Material supplied
* Start *

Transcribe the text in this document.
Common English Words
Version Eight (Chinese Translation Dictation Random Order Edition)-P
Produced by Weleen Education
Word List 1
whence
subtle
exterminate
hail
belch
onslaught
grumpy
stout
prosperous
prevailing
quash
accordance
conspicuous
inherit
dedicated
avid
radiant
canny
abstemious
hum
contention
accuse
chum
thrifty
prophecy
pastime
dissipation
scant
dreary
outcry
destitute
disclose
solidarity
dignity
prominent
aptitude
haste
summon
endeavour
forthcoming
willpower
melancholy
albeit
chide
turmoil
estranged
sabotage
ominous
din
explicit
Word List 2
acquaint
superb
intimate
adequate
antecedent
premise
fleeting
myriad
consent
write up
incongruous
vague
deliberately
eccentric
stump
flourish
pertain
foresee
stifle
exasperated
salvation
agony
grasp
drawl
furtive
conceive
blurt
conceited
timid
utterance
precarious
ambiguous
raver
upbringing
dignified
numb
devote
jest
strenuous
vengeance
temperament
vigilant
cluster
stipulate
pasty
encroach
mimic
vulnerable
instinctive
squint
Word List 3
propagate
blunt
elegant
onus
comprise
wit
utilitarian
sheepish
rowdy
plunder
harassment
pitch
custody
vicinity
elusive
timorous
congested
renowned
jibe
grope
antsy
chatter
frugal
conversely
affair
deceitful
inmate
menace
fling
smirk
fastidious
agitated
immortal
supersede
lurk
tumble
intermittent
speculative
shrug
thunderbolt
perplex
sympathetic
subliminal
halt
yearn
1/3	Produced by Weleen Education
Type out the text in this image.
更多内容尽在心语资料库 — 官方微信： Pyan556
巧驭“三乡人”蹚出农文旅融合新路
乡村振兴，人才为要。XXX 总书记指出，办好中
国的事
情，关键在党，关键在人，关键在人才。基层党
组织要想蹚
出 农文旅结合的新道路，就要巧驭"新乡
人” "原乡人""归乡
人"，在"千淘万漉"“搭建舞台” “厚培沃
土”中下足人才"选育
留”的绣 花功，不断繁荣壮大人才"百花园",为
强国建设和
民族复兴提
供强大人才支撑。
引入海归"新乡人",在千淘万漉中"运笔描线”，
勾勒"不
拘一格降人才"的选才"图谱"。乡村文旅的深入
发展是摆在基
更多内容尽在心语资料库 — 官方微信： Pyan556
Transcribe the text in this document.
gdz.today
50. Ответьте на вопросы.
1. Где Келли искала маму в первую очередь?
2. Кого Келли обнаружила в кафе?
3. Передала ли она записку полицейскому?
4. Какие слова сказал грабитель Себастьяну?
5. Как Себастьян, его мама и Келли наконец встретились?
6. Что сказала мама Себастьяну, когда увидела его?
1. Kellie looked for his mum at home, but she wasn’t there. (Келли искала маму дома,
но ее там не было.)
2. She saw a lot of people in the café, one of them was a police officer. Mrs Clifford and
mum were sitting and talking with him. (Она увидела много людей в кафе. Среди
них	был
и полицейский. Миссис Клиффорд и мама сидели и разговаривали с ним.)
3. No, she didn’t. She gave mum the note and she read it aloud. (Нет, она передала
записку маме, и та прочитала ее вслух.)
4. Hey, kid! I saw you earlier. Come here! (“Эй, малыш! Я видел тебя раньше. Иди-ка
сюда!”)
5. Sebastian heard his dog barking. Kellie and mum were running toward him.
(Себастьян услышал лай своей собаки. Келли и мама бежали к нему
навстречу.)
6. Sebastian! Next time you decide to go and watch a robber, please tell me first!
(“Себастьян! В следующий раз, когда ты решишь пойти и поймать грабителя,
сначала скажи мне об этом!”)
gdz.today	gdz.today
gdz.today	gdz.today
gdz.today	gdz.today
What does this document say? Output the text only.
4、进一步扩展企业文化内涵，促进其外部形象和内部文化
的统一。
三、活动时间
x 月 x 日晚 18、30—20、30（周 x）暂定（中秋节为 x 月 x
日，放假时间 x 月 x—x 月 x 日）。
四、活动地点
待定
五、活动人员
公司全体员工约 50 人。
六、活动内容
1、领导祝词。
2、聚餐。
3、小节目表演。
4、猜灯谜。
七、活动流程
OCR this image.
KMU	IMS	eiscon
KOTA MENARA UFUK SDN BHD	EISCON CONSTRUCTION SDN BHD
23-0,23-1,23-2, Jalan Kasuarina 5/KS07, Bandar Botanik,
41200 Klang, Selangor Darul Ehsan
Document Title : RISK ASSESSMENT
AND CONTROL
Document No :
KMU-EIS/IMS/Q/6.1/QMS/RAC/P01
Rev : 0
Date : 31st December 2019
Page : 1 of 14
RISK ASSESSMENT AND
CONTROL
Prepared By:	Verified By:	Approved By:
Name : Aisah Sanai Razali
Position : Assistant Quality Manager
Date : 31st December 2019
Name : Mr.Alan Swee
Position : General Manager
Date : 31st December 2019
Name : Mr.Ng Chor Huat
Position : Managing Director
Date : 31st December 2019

* End *

Exercise requirements
Give only the number of lines in the data that include the string "записку".

Answer to this task
2